[Goal] Repeat each line word for word.

── Source records

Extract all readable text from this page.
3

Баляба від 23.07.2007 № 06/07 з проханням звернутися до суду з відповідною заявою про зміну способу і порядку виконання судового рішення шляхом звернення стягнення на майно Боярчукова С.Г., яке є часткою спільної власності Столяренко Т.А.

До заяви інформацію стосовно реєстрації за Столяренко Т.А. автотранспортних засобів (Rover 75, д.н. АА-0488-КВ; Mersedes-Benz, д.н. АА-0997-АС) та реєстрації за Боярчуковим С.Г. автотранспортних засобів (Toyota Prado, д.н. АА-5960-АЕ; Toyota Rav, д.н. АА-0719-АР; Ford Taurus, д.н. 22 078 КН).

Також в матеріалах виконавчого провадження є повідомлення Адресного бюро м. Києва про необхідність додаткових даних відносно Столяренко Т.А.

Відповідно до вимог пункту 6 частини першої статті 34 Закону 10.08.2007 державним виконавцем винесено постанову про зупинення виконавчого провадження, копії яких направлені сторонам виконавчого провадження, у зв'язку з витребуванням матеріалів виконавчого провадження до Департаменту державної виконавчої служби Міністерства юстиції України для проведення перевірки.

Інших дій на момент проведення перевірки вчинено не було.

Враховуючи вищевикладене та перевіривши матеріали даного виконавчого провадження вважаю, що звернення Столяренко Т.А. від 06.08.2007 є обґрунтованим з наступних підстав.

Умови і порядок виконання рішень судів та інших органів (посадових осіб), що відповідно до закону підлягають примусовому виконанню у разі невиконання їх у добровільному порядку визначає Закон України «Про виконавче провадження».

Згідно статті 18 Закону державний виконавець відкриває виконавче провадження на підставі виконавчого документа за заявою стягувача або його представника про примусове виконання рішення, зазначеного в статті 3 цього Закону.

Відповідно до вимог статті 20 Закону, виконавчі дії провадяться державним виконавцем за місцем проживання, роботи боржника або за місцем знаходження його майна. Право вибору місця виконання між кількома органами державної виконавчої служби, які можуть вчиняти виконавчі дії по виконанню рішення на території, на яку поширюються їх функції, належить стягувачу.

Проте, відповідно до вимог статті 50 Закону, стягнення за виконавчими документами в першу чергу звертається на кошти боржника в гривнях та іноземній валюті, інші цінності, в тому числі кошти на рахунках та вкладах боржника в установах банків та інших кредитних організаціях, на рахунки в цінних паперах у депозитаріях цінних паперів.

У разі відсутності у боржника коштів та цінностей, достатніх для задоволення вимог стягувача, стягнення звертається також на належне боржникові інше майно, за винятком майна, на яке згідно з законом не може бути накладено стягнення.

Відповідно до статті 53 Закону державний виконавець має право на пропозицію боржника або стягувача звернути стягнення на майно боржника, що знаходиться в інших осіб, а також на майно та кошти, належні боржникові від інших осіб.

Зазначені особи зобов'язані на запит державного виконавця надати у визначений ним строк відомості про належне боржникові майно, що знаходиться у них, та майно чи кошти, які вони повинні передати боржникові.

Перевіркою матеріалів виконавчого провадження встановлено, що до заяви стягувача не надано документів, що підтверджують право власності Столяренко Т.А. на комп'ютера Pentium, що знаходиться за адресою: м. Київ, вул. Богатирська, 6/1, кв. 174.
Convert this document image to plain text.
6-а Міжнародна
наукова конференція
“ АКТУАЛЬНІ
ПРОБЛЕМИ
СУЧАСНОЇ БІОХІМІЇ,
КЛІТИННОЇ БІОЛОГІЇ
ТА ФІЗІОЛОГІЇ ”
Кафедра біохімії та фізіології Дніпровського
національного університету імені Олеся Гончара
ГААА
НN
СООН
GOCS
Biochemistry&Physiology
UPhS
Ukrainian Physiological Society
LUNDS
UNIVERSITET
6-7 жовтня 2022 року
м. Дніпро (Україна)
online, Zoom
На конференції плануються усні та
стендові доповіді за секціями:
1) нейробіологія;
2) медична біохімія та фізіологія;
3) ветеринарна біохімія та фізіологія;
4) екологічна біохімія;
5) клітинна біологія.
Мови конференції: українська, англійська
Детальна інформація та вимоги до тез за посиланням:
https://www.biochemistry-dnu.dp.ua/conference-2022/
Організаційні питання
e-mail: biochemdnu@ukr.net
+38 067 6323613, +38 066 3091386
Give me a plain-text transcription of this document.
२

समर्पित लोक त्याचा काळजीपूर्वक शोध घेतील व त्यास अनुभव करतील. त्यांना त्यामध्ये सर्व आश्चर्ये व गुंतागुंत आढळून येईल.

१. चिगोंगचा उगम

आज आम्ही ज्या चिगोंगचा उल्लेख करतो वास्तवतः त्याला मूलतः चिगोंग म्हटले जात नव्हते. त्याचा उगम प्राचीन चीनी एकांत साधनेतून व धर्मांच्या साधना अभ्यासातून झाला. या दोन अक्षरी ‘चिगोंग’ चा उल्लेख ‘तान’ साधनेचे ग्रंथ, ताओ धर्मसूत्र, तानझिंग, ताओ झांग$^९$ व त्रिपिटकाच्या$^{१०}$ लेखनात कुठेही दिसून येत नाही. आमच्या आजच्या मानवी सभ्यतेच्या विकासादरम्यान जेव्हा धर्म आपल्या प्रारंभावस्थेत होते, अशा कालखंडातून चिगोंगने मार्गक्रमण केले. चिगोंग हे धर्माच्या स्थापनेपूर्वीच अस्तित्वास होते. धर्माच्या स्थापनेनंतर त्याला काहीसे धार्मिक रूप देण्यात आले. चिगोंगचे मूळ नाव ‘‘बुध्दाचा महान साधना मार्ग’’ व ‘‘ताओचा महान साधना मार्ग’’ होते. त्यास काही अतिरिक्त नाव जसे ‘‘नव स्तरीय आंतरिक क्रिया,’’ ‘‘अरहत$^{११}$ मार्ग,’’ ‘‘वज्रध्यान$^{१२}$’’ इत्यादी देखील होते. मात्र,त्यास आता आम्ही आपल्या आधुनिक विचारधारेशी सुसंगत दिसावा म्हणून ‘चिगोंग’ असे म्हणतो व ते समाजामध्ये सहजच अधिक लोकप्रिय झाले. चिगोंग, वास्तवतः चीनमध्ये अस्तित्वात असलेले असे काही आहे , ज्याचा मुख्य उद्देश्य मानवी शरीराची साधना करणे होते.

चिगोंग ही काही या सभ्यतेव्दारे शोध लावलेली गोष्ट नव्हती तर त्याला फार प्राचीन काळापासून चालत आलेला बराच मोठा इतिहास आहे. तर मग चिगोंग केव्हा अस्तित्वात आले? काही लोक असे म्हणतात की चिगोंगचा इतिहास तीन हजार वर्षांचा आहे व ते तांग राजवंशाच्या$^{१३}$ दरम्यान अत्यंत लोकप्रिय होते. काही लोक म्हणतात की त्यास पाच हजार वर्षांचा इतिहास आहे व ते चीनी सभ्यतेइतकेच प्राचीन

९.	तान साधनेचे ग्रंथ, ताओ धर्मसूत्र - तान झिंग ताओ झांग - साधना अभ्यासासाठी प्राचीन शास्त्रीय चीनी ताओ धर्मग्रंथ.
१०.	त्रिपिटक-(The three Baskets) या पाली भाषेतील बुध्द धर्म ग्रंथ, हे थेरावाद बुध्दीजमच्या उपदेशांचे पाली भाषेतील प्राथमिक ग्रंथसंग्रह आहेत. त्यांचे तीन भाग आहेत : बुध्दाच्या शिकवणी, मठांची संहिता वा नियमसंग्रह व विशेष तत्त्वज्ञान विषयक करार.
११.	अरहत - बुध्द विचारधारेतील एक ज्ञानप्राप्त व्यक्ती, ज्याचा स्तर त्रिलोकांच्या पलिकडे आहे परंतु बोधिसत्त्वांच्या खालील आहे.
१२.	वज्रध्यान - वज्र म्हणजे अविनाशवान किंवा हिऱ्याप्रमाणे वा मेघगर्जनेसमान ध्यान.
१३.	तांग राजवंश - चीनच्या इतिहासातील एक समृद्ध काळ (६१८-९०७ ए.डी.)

────

[Solution to the problem]
Extract all readable text from this page.
3

Баляба від 23.07.2007 № 06/07 з проханням звернутися до суду з відповідною заявою про зміну способу і порядку виконання судового рішення шляхом звернення стягнення на майно Боярчукова С.Г., яке є часткою спільної власності Столяренко Т.А.

До заяви інформацію стосовно реєстрації за Столяренко Т.А. автотранспортних засобів (Rover 75, д.н. АА-0488-КВ; Mersedes-Benz, д.н. АА-0997-АС) та реєстрації за Боярчуковим С.Г. автотранспортних засобів (Toyota Prado, д.н. АА-5960-АЕ; Toyota Rav, д.н. АА-0719-АР; Ford Taurus, д.н. 22 078 КН).

Також в матеріалах виконавчого провадження є повідомлення Адресного бюро м. Києва про необхідність додаткових даних відносно Столяренко Т.А.

Відповідно до вимог пункту 6 частини першої статті 34 Закону 10.08.2007 державним виконавцем винесено постанову про зупинення виконавчого провадження, копії яких направлені сторонам виконавчого провадження, у зв'язку з витребуванням матеріалів виконавчого провадження до Департаменту державної виконавчої служби Міністерства юстиції України для проведення перевірки.

Інших дій на момент проведення перевірки вчинено не було.

Враховуючи вищевикладене та перевіривши матеріали даного виконавчого провадження вважаю, що звернення Столяренко Т.А. від 06.08.2007 є обґрунтованим з наступних підстав.

Умови і порядок виконання рішень судів та інших органів (посадових осіб), що відповідно до закону підлягають примусовому виконанню у разі невиконання їх у добровільному порядку визначає Закон України «Про виконавче провадження».

Згідно статті 18 Закону державний виконавець відкриває виконавче провадження на підставі виконавчого документа за заявою стягувача або його представника про примусове виконання рішення, зазначеного в статті 3 цього Закону.

Відповідно до вимог статті 20 Закону, виконавчі дії провадяться державним виконавцем за місцем проживання, роботи боржника або за місцем знаходження його майна. Право вибору місця виконання між кількома органами державної виконавчої служби, які можуть вчиняти виконавчі дії по виконанню рішення на території, на яку поширюються їх функції, належить стягувачу.

Проте, відповідно до вимог статті 50 Закону, стягнення за виконавчими документами в першу чергу звертається на кошти боржника в гривнях та іноземній валюті, інші цінності, в тому числі кошти на рахунках та вкладах боржника в установах банків та інших кредитних організаціях, на рахунки в цінних паперах у депозитаріях цінних паперів.

У разі відсутності у боржника коштів та цінностей, достатніх для задоволення вимог стягувача, стягнення звертається також на належне боржникові інше майно, за винятком майна, на яке згідно з законом не може бути накладено стягнення.

Відповідно до статті 53 Закону державний виконавець має право на пропозицію боржника або стягувача звернути стягнення на майно боржника, що знаходиться в інших осіб, а також на майно та кошти, належні боржникові від інших осіб.

Зазначені особи зобов'язані на запит державного виконавця надати у визначений ним строк відомості про належне боржникові майно, що знаходиться у них, та майно чи кошти, які вони повинні передати боржникові.

Перевіркою матеріалів виконавчого провадження встановлено, що до заяви стягувача не надано документів, що підтверджують право власності Столяренко Т.А. на комп'ютера Pentium, що знаходиться за адресою: м. Київ, вул. Богатирська, 6/1, кв. 174.
Convert this document image to plain text.
6-а Міжнародна
наукова конференція
“ АКТУАЛЬНІ
ПРОБЛЕМИ
СУЧАСНОЇ БІОХІМІЇ,
КЛІТИННОЇ БІОЛОГІЇ
ТА ФІЗІОЛОГІЇ ”
Кафедра біохімії та фізіології Дніпровського
національного університету імені Олеся Гончара
ГААА
НN
СООН
GOCS
Biochemistry&Physiology
UPhS
Ukrainian Physiological Society
LUNDS
UNIVERSITET
6-7 жовтня 2022 року
м. Дніпро (Україна)
online, Zoom
На конференції плануються усні та
стендові доповіді за секціями:
1) нейробіологія;
2) медична біохімія та фізіологія;
3) ветеринарна біохімія та фізіологія;
4) екологічна біохімія;
5) клітинна біологія.
Мови конференції: українська, англійська
Детальна інформація та вимоги до тез за посиланням:
https://www.biochemistry-dnu.dp.ua/conference-2022/
Організаційні питання
e-mail: biochemdnu@ukr.net
+38 067 6323613, +38 066 3091386
Give me a plain-text transcription of this document.
२

समर्पित लोक त्याचा काळजीपूर्वक शोध घेतील व त्यास अनुभव करतील. त्यांना त्यामध्ये सर्व आश्चर्ये व गुंतागुंत आढळून येईल.

१. चिगोंगचा उगम

आज आम्ही ज्या चिगोंगचा उल्लेख करतो वास्तवतः त्याला मूलतः चिगोंग म्हटले जात नव्हते. त्याचा उगम प्राचीन चीनी एकांत साधनेतून व धर्मांच्या साधना अभ्यासातून झाला. या दोन अक्षरी ‘चिगोंग’ चा उल्लेख ‘तान’ साधनेचे ग्रंथ, ताओ धर्मसूत्र, तानझिंग, ताओ झांग$^९$ व त्रिपिटकाच्या$^{१०}$ लेखनात कुठेही दिसून येत नाही. आमच्या आजच्या मानवी सभ्यतेच्या विकासादरम्यान जेव्हा धर्म आपल्या प्रारंभावस्थेत होते, अशा कालखंडातून चिगोंगने मार्गक्रमण केले. चिगोंग हे धर्माच्या स्थापनेपूर्वीच अस्तित्वास होते. धर्माच्या स्थापनेनंतर त्याला काहीसे धार्मिक रूप देण्यात आले. चिगोंगचे मूळ नाव ‘‘बुध्दाचा महान साधना मार्ग’’ व ‘‘ताओचा महान साधना मार्ग’’ होते. त्यास काही अतिरिक्त नाव जसे ‘‘नव स्तरीय आंतरिक क्रिया,’’ ‘‘अरहत$^{११}$ मार्ग,’’ ‘‘वज्रध्यान$^{१२}$’’ इत्यादी देखील होते. मात्र,त्यास आता आम्ही आपल्या आधुनिक विचारधारेशी सुसंगत दिसावा म्हणून ‘चिगोंग’ असे म्हणतो व ते समाजामध्ये सहजच अधिक लोकप्रिय झाले. चिगोंग, वास्तवतः चीनमध्ये अस्तित्वात असलेले असे काही आहे , ज्याचा मुख्य उद्देश्य मानवी शरीराची साधना करणे होते.

चिगोंग ही काही या सभ्यतेव्दारे शोध लावलेली गोष्ट नव्हती तर त्याला फार प्राचीन काळापासून चालत आलेला बराच मोठा इतिहास आहे. तर मग चिगोंग केव्हा अस्तित्वात आले? काही लोक असे म्हणतात की चिगोंगचा इतिहास तीन हजार वर्षांचा आहे व ते तांग राजवंशाच्या$^{१३}$ दरम्यान अत्यंत लोकप्रिय होते. काही लोक म्हणतात की त्यास पाच हजार वर्षांचा इतिहास आहे व ते चीनी सभ्यतेइतकेच प्राचीन

९.	तान साधनेचे ग्रंथ, ताओ धर्मसूत्र - तान झिंग ताओ झांग - साधना अभ्यासासाठी प्राचीन शास्त्रीय चीनी ताओ धर्मग्रंथ.
१०.	त्रिपिटक-(The three Baskets) या पाली भाषेतील बुध्द धर्म ग्रंथ, हे थेरावाद बुध्दीजमच्या उपदेशांचे पाली भाषेतील प्राथमिक ग्रंथसंग्रह आहेत. त्यांचे तीन भाग आहेत : बुध्दाच्या शिकवणी, मठांची संहिता वा नियमसंग्रह व विशेष तत्त्वज्ञान विषयक करार.
११.	अरहत - बुध्द विचारधारेतील एक ज्ञानप्राप्त व्यक्ती, ज्याचा स्तर त्रिलोकांच्या पलिकडे आहे परंतु बोधिसत्त्वांच्या खालील आहे.
१२.	वज्रध्यान - वज्र म्हणजे अविनाशवान किंवा हिऱ्याप्रमाणे वा मेघगर्जनेसमान ध्यान.
१३.	तांग राजवंश - चीनच्या इतिहासातील एक समृद्ध काळ (६१८-९०७ ए.डी.)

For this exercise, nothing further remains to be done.